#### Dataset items
◇ ◇ ◇ ◇ ◇
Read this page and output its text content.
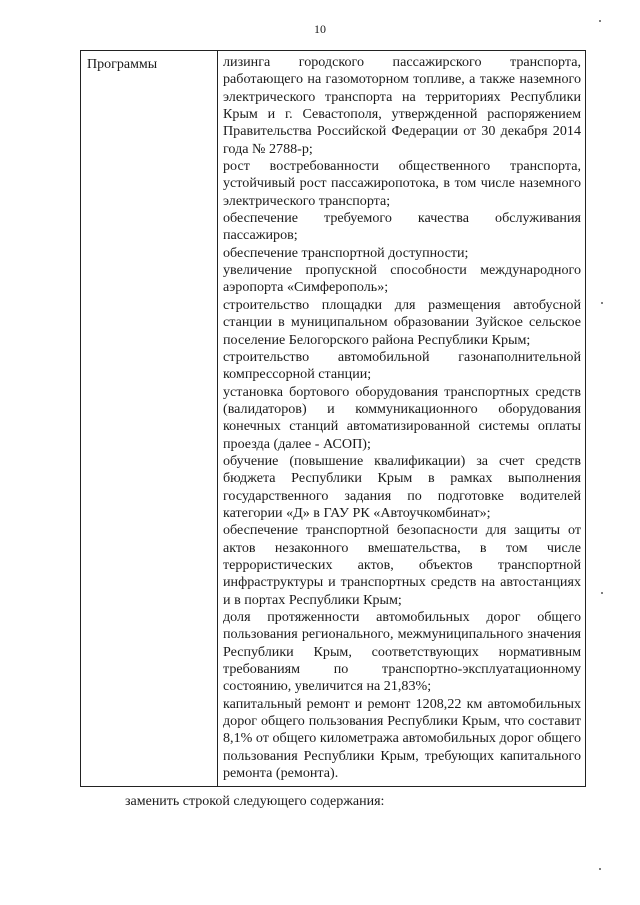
10
Программы	лизинга городского пассажирского транспорта, работающего на газомоторном топливе, а также наземного электрического транспорта на территориях Республики Крым и г. Севастополя, утвержденной распоряжением Правительства Российской Федерации от 30 декабря 2014 года № 2788-р;

рост востребованности общественного транспорта, устойчивый рост пассажиропотока, в том числе наземного электрического транспорта;

обеспечение требуемого качества обслуживания пассажиров;

обеспечение транспортной доступности;

увеличение пропускной способности международного аэропорта «Симферополь»;

строительство площадки для размещения автобусной станции в муниципальном образовании Зуйское сельское поселение Белогорского района Республики Крым;

строительство автомобильной газонаполнительной компрессорной станции;

установка бортового оборудования транспортных средств (валидаторов) и коммуникационного оборудования конечных станций автоматизированной системы оплаты проезда (далее - АСОП);

обучение (повышение квалификации) за счет средств бюджета Республики Крым в рамках выполнения государственного задания по подготовке водителей категории «Д» в ГАУ РК «Автоучкомбинат»;

обеспечение транспортной безопасности для защиты от актов незаконного вмешательства, в том числе террористических актов, объектов транспортной инфраструктуры и транспортных средств на автостанциях и в портах Республики Крым;

доля протяженности автомобильных дорог общего пользования регионального, межмуниципального значения Республики Крым, соответствующих нормативным требованиям по транспортно-эксплуатационному состоянию, увеличится на 21,83%;

капитальный ремонт и ремонт 1208,22 км автомобильных дорог общего пользования Республики Крым, что составит 8,1% от общего километража автомобильных дорог общего пользования Республики Крым, требующих капитального ремонта (ремонта).

заменить строкой следующего содержания:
◇ ◇ ◇ ◇ ◇
#### INSTRUCTION
From the material above, copy everything exactly but the pictures.

#### FINISHED ANSWER
Read this page and output its text content.
10
Программы	лизинга городского пассажирского транспорта, работающего на газомоторном топливе, а также наземного электрического транспорта на территориях Республики Крым и г. Севастополя, утвержденной распоряжением Правительства Российской Федерации от 30 декабря 2014 года № 2788-р;

рост востребованности общественного транспорта, устойчивый рост пассажиропотока, в том числе наземного электрического транспорта;

обеспечение требуемого качества обслуживания пассажиров;

обеспечение транспортной доступности;

увеличение пропускной способности международного аэропорта «Симферополь»;

строительство площадки для размещения автобусной станции в муниципальном образовании Зуйское сельское поселение Белогорского района Республики Крым;

строительство автомобильной газонаполнительной компрессорной станции;

установка бортового оборудования транспортных средств (валидаторов) и коммуникационного оборудования конечных станций автоматизированной системы оплаты проезда (далее - АСОП);

обучение (повышение квалификации) за счет средств бюджета Республики Крым в рамках выполнения государственного задания по подготовке водителей категории «Д» в ГАУ РК «Автоучкомбинат»;

обеспечение транспортной безопасности для защиты от актов незаконного вмешательства, в том числе террористических актов, объектов транспортной инфраструктуры и транспортных средств на автостанциях и в портах Республики Крым;

доля протяженности автомобильных дорог общего пользования регионального, межмуниципального значения Республики Крым, соответствующих нормативным требованиям по транспортно-эксплуатационному состоянию, увеличится на 21,83%;

капитальный ремонт и ремонт 1208,22 км автомобильных дорог общего пользования Республики Крым, что составит 8,1% от общего километража автомобильных дорог общего пользования Республики Крым, требующих капитального ремонта (ремонта).

заменить строкой следующего содержания:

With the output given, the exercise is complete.